(Saved entries)
[BEGIN]
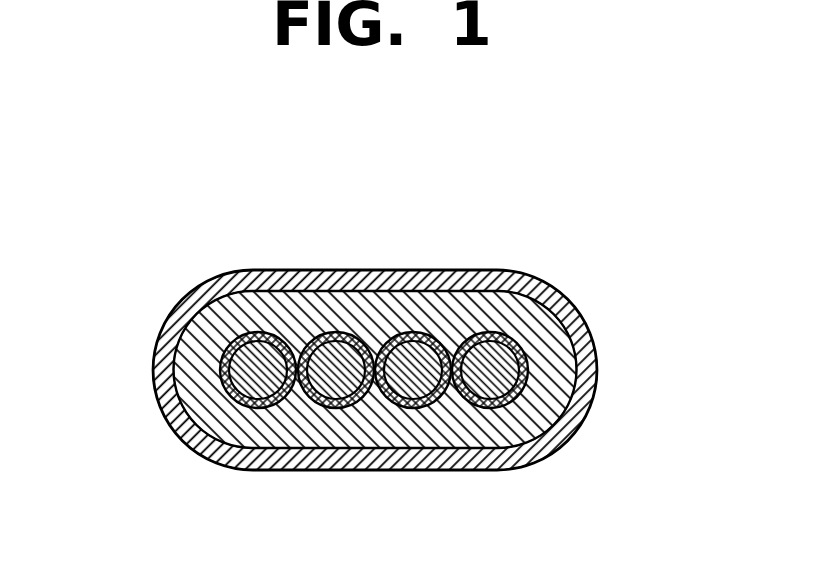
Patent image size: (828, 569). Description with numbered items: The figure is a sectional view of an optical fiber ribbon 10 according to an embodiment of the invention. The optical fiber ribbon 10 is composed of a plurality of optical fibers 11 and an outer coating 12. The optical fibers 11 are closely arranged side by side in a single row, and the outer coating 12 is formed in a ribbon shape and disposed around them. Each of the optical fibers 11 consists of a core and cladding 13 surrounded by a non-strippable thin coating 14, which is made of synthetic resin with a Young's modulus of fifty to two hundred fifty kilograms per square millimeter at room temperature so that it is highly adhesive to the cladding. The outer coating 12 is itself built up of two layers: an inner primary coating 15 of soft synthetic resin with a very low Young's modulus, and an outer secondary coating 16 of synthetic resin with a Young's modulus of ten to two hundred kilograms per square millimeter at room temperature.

The optical fiber ribbon 10 is at (533, 236).
The optical fibers 11 is at (257, 330).
The outer coating 12 is at (153, 388).
The core and cladding 13 is at (532, 338).
The non-strippable thin coating 14 is at (550, 323).
The primary coating 15 is at (533, 408).
The secondary coating 16 is at (552, 443).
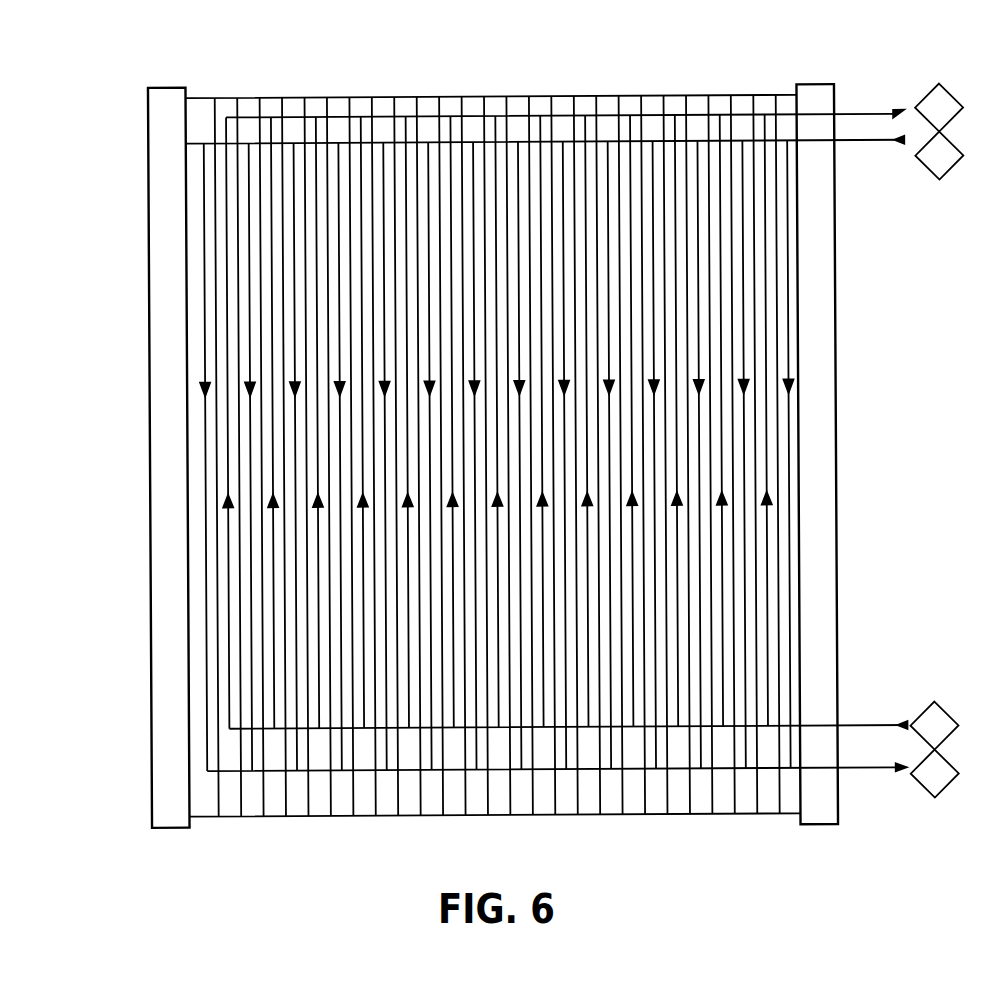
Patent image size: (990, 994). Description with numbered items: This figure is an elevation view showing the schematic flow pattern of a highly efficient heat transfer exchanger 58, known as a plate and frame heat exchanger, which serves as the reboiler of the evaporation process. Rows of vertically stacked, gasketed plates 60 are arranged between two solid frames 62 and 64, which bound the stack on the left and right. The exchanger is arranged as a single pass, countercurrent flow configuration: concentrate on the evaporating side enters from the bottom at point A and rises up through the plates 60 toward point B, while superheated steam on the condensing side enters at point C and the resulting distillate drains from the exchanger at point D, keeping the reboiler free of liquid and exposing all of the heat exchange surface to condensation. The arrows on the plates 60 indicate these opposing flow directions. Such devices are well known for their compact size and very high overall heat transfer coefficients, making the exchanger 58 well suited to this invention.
[END]
### Task objective
Write out all the items again, substituting "cross-sectional view" for "sectional view" and leaving everything else unchanged. Omit the pictures from your answer.

### Answer in full
Patent image size: (828, 569). Description with numbered items: The figure is a cross-sectional view of an optical fiber ribbon 10 according to an embodiment of the invention. The optical fiber ribbon 10 is composed of a plurality of optical fibers 11 and an outer coating 12. The optical fibers 11 are closely arranged side by side in a single row, and the outer coating 12 is formed in a ribbon shape and disposed around them. Each of the optical fibers 11 consists of a core and cladding 13 surrounded by a non-strippable thin coating 14, which is made of synthetic resin with a Young's modulus of fifty to two hundred fifty kilograms per square millimeter at room temperature so that it is highly adhesive to the cladding. The outer coating 12 is itself built up of two layers: an inner primary coating 15 of soft synthetic resin with a very low Young's modulus, and an outer secondary coating 16 of synthetic resin with a Young's modulus of ten to two hundred kilograms per square millimeter at room temperature.

The optical fiber ribbon 10 is at (533, 236).
The optical fibers 11 is at (257, 330).
The outer coating 12 is at (153, 388).
The core and cladding 13 is at (532, 338).
The non-strippable thin coating 14 is at (550, 323).
The primary coating 15 is at (533, 408).
The secondary coating 16 is at (552, 443).
Patent image size: (990, 994). Description with numbered items: This figure is an elevation view showing the schematic flow pattern of a highly efficient heat transfer exchanger 58, known as a plate and frame heat exchanger, which serves as the reboiler of the evaporation process. Rows of vertically stacked, gasketed plates 60 are arranged between two solid frames 62 and 64, which bound the stack on the left and right. The exchanger is arranged as a single pass, countercurrent flow configuration: concentrate on the evaporating side enters from the bottom at point A and rises up through the plates 60 toward point B, while superheated steam on the condensing side enters at point C and the resulting distillate drains from the exchanger at point D, keeping the reboiler free of liquid and exposing all of the heat exchange surface to condensation. The arrows on the plates 60 indicate these opposing flow directions. Such devices are well known for their compact size and very high overall heat transfer coefficients, making the exchanger 58 well suited to this invention.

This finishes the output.